WHAT THE EXERCISE ASKS: Below are records. Copy every line with "this" in it.

Dataset items:

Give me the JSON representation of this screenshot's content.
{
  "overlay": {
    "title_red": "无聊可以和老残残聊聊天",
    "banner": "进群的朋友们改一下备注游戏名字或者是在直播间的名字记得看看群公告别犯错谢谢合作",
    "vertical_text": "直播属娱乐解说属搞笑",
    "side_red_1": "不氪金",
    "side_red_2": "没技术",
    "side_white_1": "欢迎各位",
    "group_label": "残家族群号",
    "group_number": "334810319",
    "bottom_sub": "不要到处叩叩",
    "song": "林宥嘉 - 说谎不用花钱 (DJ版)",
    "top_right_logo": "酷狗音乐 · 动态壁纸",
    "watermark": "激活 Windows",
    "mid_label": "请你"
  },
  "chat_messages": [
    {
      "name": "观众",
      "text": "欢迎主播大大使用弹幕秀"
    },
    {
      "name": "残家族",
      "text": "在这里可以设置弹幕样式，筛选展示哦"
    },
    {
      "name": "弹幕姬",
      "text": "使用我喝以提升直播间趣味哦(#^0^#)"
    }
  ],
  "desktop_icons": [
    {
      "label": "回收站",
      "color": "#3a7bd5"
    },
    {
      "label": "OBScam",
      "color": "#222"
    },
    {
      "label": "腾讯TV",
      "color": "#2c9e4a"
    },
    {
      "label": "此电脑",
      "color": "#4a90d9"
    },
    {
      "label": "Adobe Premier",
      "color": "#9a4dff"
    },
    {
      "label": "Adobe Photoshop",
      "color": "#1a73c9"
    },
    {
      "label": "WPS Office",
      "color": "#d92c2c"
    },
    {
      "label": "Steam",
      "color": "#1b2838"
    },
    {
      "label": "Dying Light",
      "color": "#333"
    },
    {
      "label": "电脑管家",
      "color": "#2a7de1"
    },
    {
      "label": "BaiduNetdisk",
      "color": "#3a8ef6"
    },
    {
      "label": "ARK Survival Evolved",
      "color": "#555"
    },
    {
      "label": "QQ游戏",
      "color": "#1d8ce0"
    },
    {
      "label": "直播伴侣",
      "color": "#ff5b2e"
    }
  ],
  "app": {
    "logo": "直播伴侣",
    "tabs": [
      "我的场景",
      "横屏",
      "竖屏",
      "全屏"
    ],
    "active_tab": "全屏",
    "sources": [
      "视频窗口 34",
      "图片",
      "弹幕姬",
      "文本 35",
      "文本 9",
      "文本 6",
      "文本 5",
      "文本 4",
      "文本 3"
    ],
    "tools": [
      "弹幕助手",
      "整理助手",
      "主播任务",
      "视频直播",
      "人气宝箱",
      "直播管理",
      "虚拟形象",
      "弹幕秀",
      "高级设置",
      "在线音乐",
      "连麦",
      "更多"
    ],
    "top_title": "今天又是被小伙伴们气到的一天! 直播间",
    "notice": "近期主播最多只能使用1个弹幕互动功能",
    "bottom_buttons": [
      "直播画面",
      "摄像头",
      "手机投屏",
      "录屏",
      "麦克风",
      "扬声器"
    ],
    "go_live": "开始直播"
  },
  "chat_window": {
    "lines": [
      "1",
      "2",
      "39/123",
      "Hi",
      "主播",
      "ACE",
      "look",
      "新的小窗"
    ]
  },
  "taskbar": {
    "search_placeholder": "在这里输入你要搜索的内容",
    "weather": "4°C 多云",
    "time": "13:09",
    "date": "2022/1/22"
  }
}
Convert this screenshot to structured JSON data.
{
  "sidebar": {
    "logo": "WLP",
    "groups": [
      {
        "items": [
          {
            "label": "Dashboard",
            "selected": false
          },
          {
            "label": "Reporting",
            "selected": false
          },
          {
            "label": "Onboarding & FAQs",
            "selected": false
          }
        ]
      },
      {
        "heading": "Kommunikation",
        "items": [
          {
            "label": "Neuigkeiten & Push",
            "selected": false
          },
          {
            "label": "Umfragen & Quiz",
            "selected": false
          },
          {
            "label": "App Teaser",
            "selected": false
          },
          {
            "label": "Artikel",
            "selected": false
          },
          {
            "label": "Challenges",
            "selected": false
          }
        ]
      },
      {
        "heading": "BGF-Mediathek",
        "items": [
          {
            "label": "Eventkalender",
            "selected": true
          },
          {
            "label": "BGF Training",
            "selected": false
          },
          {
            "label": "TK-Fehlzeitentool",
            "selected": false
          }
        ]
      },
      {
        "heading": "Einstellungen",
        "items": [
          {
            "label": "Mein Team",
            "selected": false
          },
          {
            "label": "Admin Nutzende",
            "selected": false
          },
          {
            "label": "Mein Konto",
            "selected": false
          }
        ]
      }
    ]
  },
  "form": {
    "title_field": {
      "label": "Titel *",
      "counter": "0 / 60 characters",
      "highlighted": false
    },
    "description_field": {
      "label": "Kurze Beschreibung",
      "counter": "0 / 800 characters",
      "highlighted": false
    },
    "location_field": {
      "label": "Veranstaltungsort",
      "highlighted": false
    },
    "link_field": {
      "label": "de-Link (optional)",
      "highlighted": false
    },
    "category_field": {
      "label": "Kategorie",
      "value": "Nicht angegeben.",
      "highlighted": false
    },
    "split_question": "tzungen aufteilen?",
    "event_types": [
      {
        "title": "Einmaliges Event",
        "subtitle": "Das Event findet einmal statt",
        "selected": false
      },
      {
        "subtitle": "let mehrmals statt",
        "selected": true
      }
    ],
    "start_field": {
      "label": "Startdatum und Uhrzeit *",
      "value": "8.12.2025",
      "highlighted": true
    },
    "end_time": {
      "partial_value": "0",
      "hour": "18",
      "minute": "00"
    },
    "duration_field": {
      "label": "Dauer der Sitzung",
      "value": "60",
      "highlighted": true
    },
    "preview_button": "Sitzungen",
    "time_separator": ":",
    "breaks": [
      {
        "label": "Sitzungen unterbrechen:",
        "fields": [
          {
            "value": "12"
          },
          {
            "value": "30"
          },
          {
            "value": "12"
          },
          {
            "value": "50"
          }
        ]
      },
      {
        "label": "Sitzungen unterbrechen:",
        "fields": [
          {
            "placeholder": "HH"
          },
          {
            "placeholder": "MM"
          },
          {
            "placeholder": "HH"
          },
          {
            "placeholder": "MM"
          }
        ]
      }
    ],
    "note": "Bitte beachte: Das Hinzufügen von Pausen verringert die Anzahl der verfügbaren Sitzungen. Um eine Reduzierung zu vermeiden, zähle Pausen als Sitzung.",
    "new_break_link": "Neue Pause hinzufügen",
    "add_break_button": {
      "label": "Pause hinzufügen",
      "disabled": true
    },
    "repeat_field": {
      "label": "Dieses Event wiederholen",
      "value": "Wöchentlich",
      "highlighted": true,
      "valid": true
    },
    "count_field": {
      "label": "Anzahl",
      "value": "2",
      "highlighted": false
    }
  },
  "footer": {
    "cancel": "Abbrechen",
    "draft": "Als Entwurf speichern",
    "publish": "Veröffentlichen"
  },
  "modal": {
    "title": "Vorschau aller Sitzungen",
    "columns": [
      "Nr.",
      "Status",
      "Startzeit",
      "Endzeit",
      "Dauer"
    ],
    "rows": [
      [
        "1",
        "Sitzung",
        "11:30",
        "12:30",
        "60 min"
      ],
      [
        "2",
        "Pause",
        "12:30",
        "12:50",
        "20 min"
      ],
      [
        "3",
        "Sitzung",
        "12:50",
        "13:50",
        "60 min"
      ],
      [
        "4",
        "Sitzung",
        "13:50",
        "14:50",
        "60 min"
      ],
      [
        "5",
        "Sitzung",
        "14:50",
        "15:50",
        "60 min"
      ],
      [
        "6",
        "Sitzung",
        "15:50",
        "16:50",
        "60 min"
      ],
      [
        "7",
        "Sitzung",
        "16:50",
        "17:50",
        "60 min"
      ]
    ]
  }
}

COMPLETED TASK:
Give me the JSON representation of this screenshot's content.
Convert this screenshot to structured JSON data.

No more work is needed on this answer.